··· PROVIDED ENTRIES ···
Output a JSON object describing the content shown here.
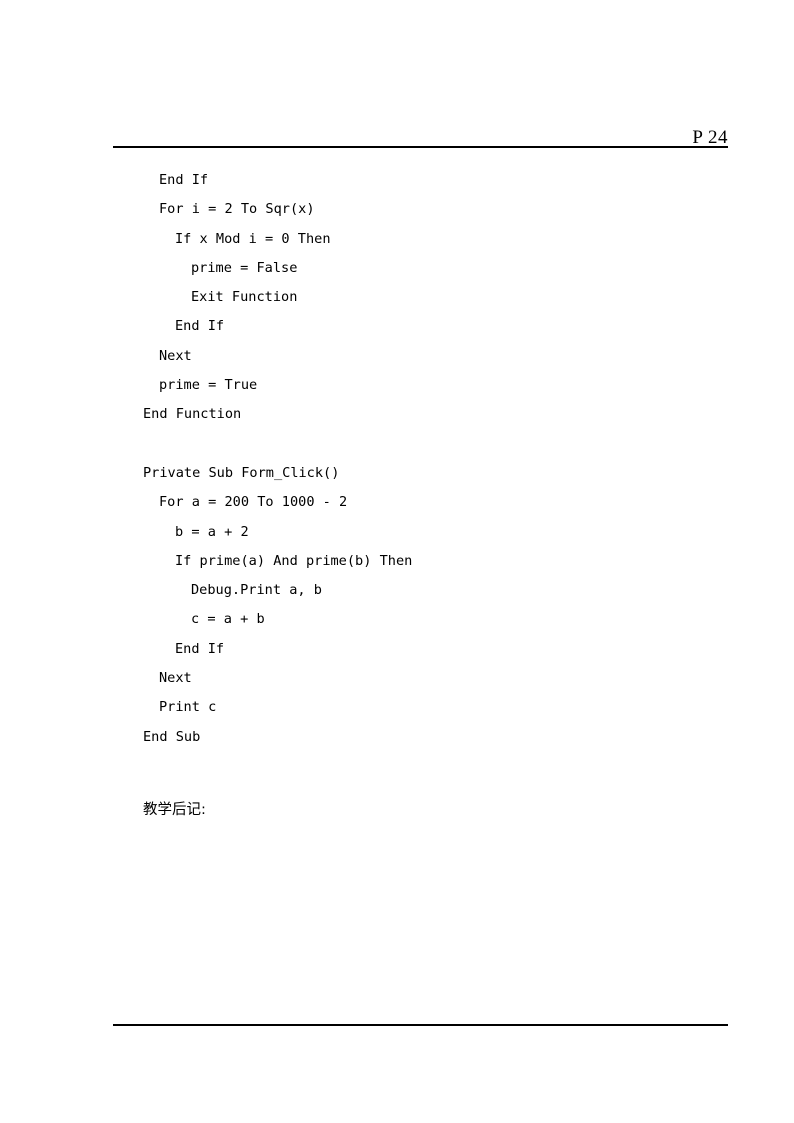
{
  "page": {
    "background_color": "#ffffff",
    "text_color": "#000000"
  },
  "header": {
    "page_number": "P 24"
  },
  "code": {
    "lines": [
      {
        "indent": 1,
        "text": "End If"
      },
      {
        "indent": 1,
        "text": "For i = 2 To Sqr(x)"
      },
      {
        "indent": 2,
        "text": "If x Mod i = 0 Then"
      },
      {
        "indent": 3,
        "text": "prime = False"
      },
      {
        "indent": 3,
        "text": "Exit Function"
      },
      {
        "indent": 2,
        "text": "End If"
      },
      {
        "indent": 1,
        "text": "Next"
      },
      {
        "indent": 1,
        "text": "prime = True"
      },
      {
        "indent": 0,
        "text": "End Function"
      },
      {
        "indent": 0,
        "text": ""
      },
      {
        "indent": 0,
        "text": "Private Sub Form_Click()"
      },
      {
        "indent": 1,
        "text": "For a = 200 To 1000 - 2"
      },
      {
        "indent": 2,
        "text": "b = a + 2"
      },
      {
        "indent": 2,
        "text": "If prime(a) And prime(b) Then"
      },
      {
        "indent": 3,
        "text": "Debug.Print a, b"
      },
      {
        "indent": 3,
        "text": "c = a + b"
      },
      {
        "indent": 2,
        "text": "End If"
      },
      {
        "indent": 1,
        "text": "Next"
      },
      {
        "indent": 1,
        "text": "Print c"
      },
      {
        "indent": 0,
        "text": "End Sub"
      }
    ]
  },
  "notes": {
    "heading": "教学后记:"
  }
}
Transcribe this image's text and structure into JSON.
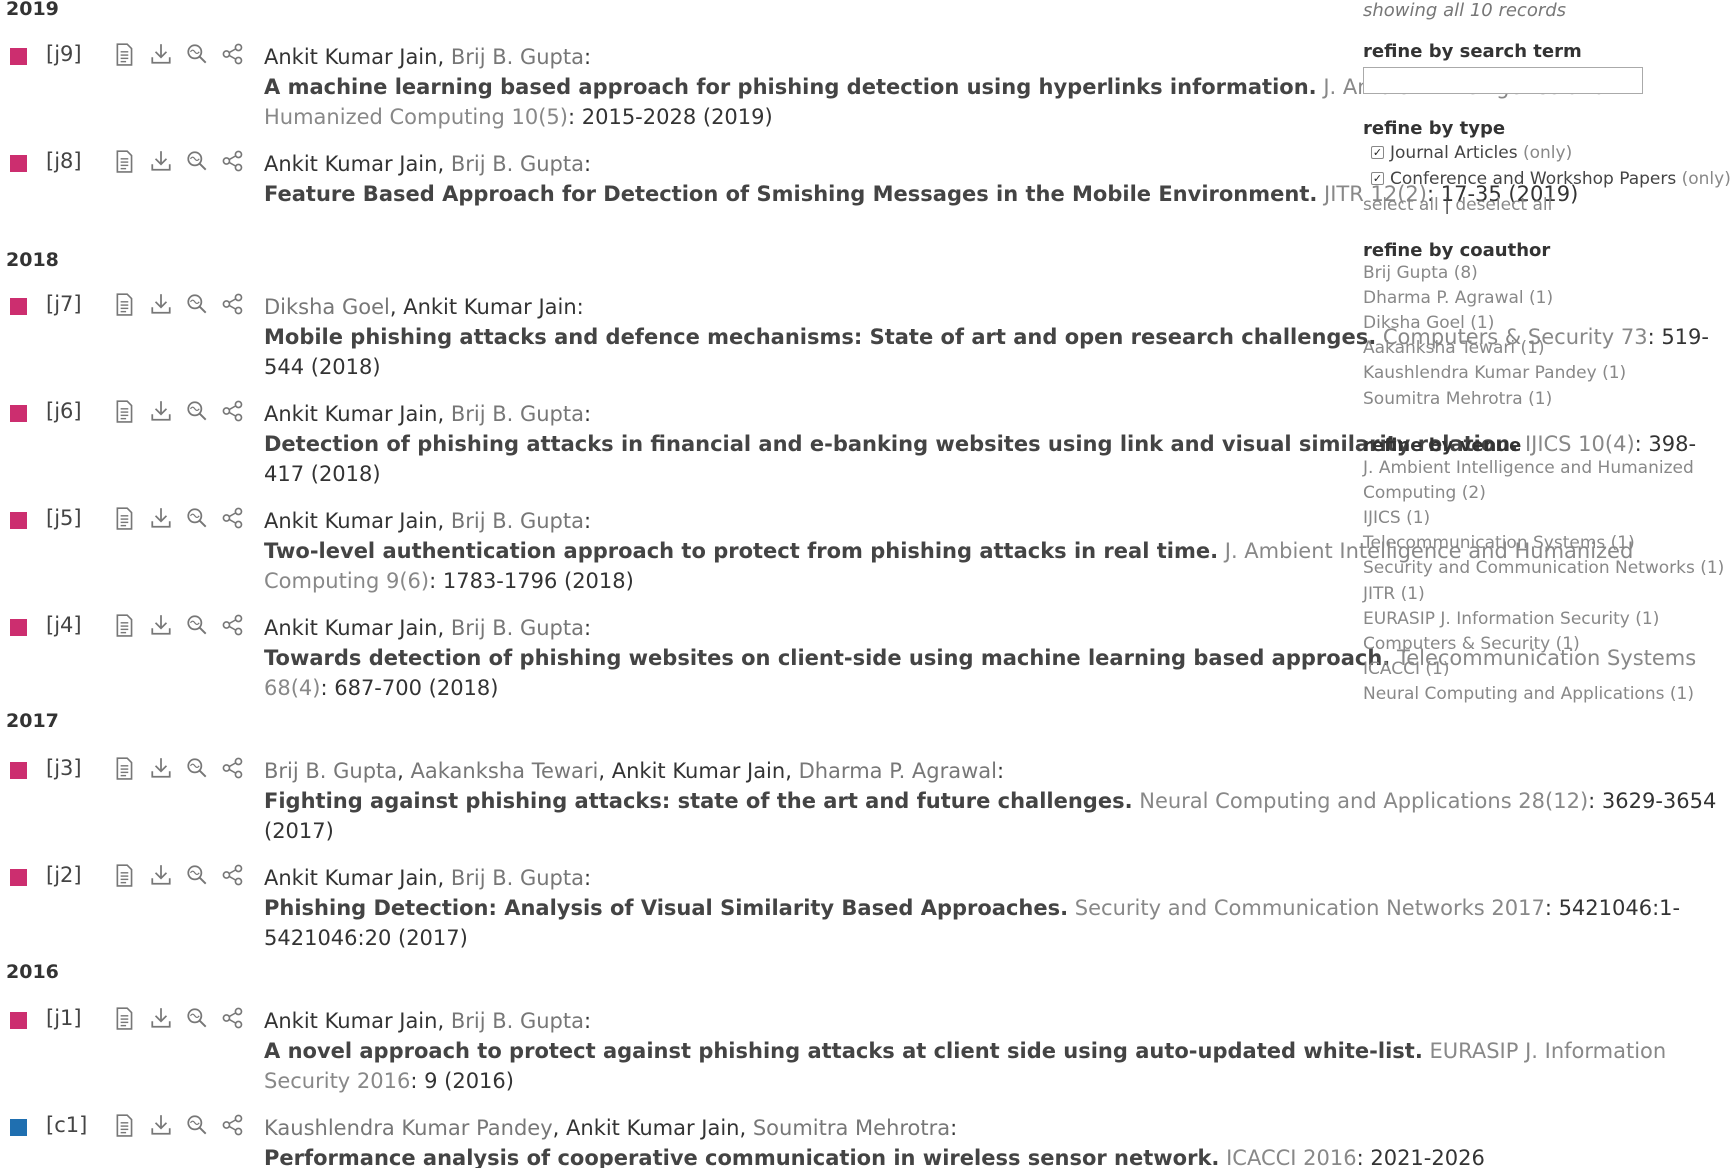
···
→ **WHAT IS EXPECTED**
Repeat the data exactly, without the pictures.

→ **FINAL ANSWER**
Output a JSON object describing the content shown here.
{
  "page": {
    "background_color": "#ffffff",
    "text_color": "#000000"
  },
  "header": {
    "page_number": "P 24"
  },
  "code": {
    "lines": [
      {
        "indent": 1,
        "text": "End If"
      },
      {
        "indent": 1,
        "text": "For i = 2 To Sqr(x)"
      },
      {
        "indent": 2,
        "text": "If x Mod i = 0 Then"
      },
      {
        "indent": 3,
        "text": "prime = False"
      },
      {
        "indent": 3,
        "text": "Exit Function"
      },
      {
        "indent": 2,
        "text": "End If"
      },
      {
        "indent": 1,
        "text": "Next"
      },
      {
        "indent": 1,
        "text": "prime = True"
      },
      {
        "indent": 0,
        "text": "End Function"
      },
      {
        "indent": 0,
        "text": ""
      },
      {
        "indent": 0,
        "text": "Private Sub Form_Click()"
      },
      {
        "indent": 1,
        "text": "For a = 200 To 1000 - 2"
      },
      {
        "indent": 2,
        "text": "b = a + 2"
      },
      {
        "indent": 2,
        "text": "If prime(a) And prime(b) Then"
      },
      {
        "indent": 3,
        "text": "Debug.Print a, b"
      },
      {
        "indent": 3,
        "text": "c = a + b"
      },
      {
        "indent": 2,
        "text": "End If"
      },
      {
        "indent": 1,
        "text": "Next"
      },
      {
        "indent": 1,
        "text": "Print c"
      },
      {
        "indent": 0,
        "text": "End Sub"
      }
    ]
  },
  "notes": {
    "heading": "教学后记:"
  }
}
Transcribe this image's text and structure into JSON.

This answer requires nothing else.